> Exercise details:
Copy each line in the data that includes the word "научного".

Saved data entries:
▶

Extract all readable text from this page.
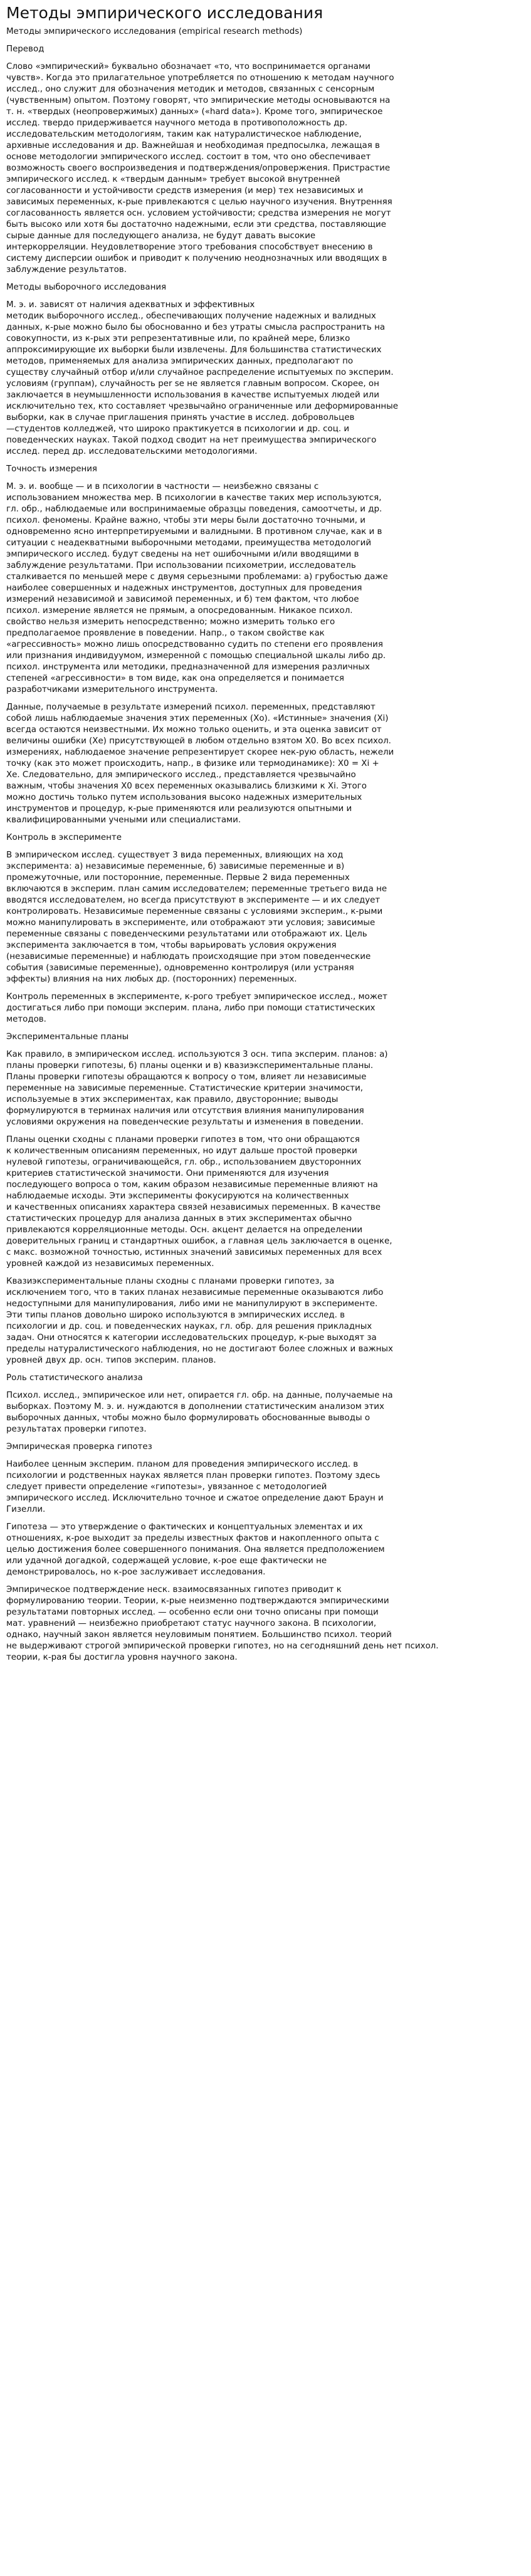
Методы эмпирического исследования
Методы эмпирического исследования (empirical research methods)
Перевод
Слово «эмпирический» буквально обозначает «то, что воспринимается органами
чувств». Когда это прилагательное употребляется по отношению к методам научного
исслед., оно служит для обозначения методик и методов, связанных с сенсорным
(чувственным) опытом. Поэтому говорят, что эмпирические методы основываются на
т. н. «твердых (неопровержимых) данных» («hard data»). Кроме того, эмпирическое
исслед. твердо придерживается научного метода в противоположность др.
исследовательским методологиям, таким как натуралистическое наблюдение,
архивные исследования и др. Важнейшая и необходимая предпосылка, лежащая в
основе методологии эмпирического исслед. состоит в том, что оно обеспечивает
возможность своего воспроизведения и подтверждения/опровержения. Пристрастие
эмпирического исслед. к «твердым данным» требует высокой внутренней
согласованности и устойчивости средств измерения (и мер) тех независимых и
зависимых переменных, к-рые привлекаются с целью научного изучения. Внутренняя
согласованность является осн. условием устойчивости; средства измерения не могут
быть высоко или хотя бы достаточно надежными, если эти средства, поставляющие
сырые данные для последующего анализа, не будут давать высокие
интеркорреляции. Неудовлетворение этого требования способствует внесению в
систему дисперсии ошибок и приводит к получению неоднозначных или вводящих в
заблуждение результатов.
Методы выборочного исследования
М. э. и. зависят от наличия адекватных и эффективных
методик выборочного исслед., обеспечивающих получение надежных и валидных
данных, к-рые можно было бы обоснованно и без утраты смысла распространить на
совокупности, из к-рых эти репрезентативные или, по крайней мере, близко
аппроксимирующие их выборки были извлечены. Для большинства статистических
методов, применяемых для анализа эмпирических данных, предполагают по
существу случайный отбор и/или случайное распределение испытуемых по эксперим.
условиям (группам), случайность per se не является главным вопросом. Скорее, он
заключается в неумышленности использования в качестве испытуемых людей или
исключительно тех, кто составляет чрезвычайно ограниченные или деформированные
выборки, как в случае приглашения принять участие в исслед. добровольцев
—студентов колледжей, что широко практикуется в психологии и др. соц. и
поведенческих науках. Такой подход сводит на нет преимущества эмпирического
исслед. перед др. исследовательскими методологиями.
Точность измерения
М. э. и. вообще — и в психологии в частности — неизбежно связаны с
использованием множества мер. В психологии в качестве таких мер используются,
гл. обр., наблюдаемые или воспринимаемые образцы поведения, самоотчеты, и др.
психол. феномены. Крайне важно, чтобы эти меры были достаточно точными, и
одновременно ясно интерпретируемыми и валидными. В противном случае, как и в
ситуации с неадекватными выборочными методами, преимущества методологий
эмпирического исслед. будут сведены на нет ошибочными и/или вводящими в
заблуждение результатами. При использовании психометрии, исследователь
сталкивается по меньшей мере с двумя серьезными проблемами: а) грубостью даже
наиболее совершенных и надежных инструментов, доступных для проведения
измерений независимой и зависимой переменных, и б) тем фактом, что любое
психол. измерение является не прямым, а опосредованным. Никакое психол.
свойство нельзя измерить непосредственно; можно измерить только его
предполагаемое проявление в поведении. Напр., о таком свойстве как
«агрессивность» можно лишь опосредствованно судить по степени его проявления
или признания индивидуумом, измеренной с помощью специальной шкалы либо др.
психол. инструмента или методики, предназначенной для измерения различных
степеней «агрессивности» в том виде, как она определяется и понимается
разработчиками измерительного инструмента.
Данные, получаемые в результате измерений психол. переменных, представляют
собой лишь наблюдаемые значения этих переменных (Хо). «Истинные» значения (Хi)
всегда остаются неизвестными. Их можно только оценить, и эта оценка зависит от
величины ошибки (Хе) присутствующей в любом отдельно взятом Х0. Во всех психол.
измерениях, наблюдаемое значение репрезентирует скорее нек-рую область, нежели
точку (как это может происходить, напр., в физике или термодинамике): Х0 = Хi +
Хе. Следовательно, для эмпирического исслед., представляется чрезвычайно
важным, чтобы значения Х0 всех переменных оказывались близкими к Хi. Этого
можно достичь только путем использования высоко надежных измерительных
инструментов и процедур, к-рые применяются или реализуются опытными и
квалифицированными учеными или специалистами.
Контроль в эксперименте
В эмпирическом исслед. существует 3 вида переменных, влияющих на ход
эксперимента: а) независимые переменные, б) зависимые переменные и в)
промежуточные, или посторонние, переменные. Первые 2 вида переменных
включаются в эксперим. план самим исследователем; переменные третьего вида не
вводятся исследователем, но всегда присутствуют в эксперименте — и их следует
контролировать. Независимые переменные связаны с условиями эксперим., к-рыми
можно манипулировать в эксперименте, или отображают эти условия; зависимые
переменные связаны с поведенческими результатами или отображают их. Цель
эксперимента заключается в том, чтобы варьировать условия окружения
(независимые переменные) и наблюдать происходящие при этом поведенческие
события (зависимые переменные), одновременно контролируя (или устраняя
эффекты) влияния на них любых др. (посторонних) переменных.
Контроль переменных в эксперименте, к-рого требует эмпирическое исслед., может
достигаться либо при помощи эксперим. плана, либо при помощи статистических
методов.
Экспериментальные планы
Как правило, в эмпирическом исслед. используются 3 осн. типа эксперим. планов: а)
планы проверки гипотезы, б) планы оценки и в) квазиэкспериментальные планы.
Планы проверки гипотезы обращаются к вопросу о том, влияет ли независимые
переменные на зависимые переменные. Статистические критерии значимости,
используемые в этих экспериментах, как правило, двусторонние; выводы
формулируются в терминах наличия или отсутствия влияния манипулирования
условиями окружения на поведенческие результаты и изменения в поведении.
Планы оценки сходны с планами проверки гипотез в том, что они обращаются
к количественным описаниям переменных, но идут дальше простой проверки
нулевой гипотезы, ограничивающейся, гл. обр., использованием двусторонних
критериев статистической значимости. Они применяются для изучения
последующего вопроса о том, каким образом независимые переменные влияют на
наблюдаемые исходы. Эти эксперименты фокусируются на количественных
и качественных описаниях характера связей независимых переменных. В качестве
статистических процедур для анализа данных в этих экспериментах обычно
привлекаются корреляционные методы. Осн. акцент делается на определении
доверительных границ и стандартных ошибок, а главная цель заключается в оценке,
с макс. возможной точностью, истинных значений зависимых переменных для всех
уровней каждой из независимых переменных.
Квазиэкспериментальные планы сходны с планами проверки гипотез, за
исключением того, что в таких планах независимые переменные оказываются либо
недоступными для манипулирования, либо ими не манипулируют в эксперименте.
Эти типы планов довольно широко используются в эмпирических исслед. в
психологии и др. соц. и поведенческих науках, гл. обр. для решения прикладных
задач. Они относятся к категории исследовательских процедур, к-рые выходят за
пределы натуралистического наблюдения, но не достигают более сложных и важных
уровней двух др. осн. типов эксперим. планов.
Роль статистического анализа
Психол. исслед., эмпирическое или нет, опирается гл. обр. на данные, получаемые на
выборках. Поэтому М. э. и. нуждаются в дополнении статистическим анализом этих
выборочных данных, чтобы можно было формулировать обоснованные выводы о
результатах проверки гипотез.
Эмпирическая проверка гипотез
Наиболее ценным эксперим. планом для проведения эмпирического исслед. в
психологии и родственных науках является план проверки гипотез. Поэтому здесь
следует привести определение «гипотезы», увязанное с методологией
эмпирического исслед. Исключительно точное и сжатое определение дают Браун и
Гизелли.
Гипотеза — это утверждение о фактических и концептуальных элементах и их
отношениях, к-рое выходит за пределы известных фактов и накопленного опыта с
целью достижения более совершенного понимания. Она является предположением
или удачной догадкой, содержащей условие, к-рое еще фактически не
демонстрировалось, но к-рое заслуживает исследования.
Эмпирическое подтверждение неск. взаимосвязанных гипотез приводит к
формулированию теории. Теории, к-рые неизменно подтверждаются эмпирическими
результатами повторных исслед. — особенно если они точно описаны при помощи
мат. уравнений — неизбежно приобретают статус научного закона. В психологии,
однако, научный закон является неуловимым понятием. Большинство психол. теорий
не выдерживают строгой эмпирической проверки гипотез, но на сегодняшний день нет психол.
теории, к-рая бы достигла уровня научного закона.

◀

> Final result:
чувств». Когда это прилагательное употребляется по отношению к методам научного
исслед. твердо придерживается научного метода в противоположность др.
зависимых переменных, к-рые привлекаются с целью научного изучения. Внутренняя
мат. уравнений — неизбежно приобретают статус научного закона. В психологии,
теории, к-рая бы достигла уровня научного закона.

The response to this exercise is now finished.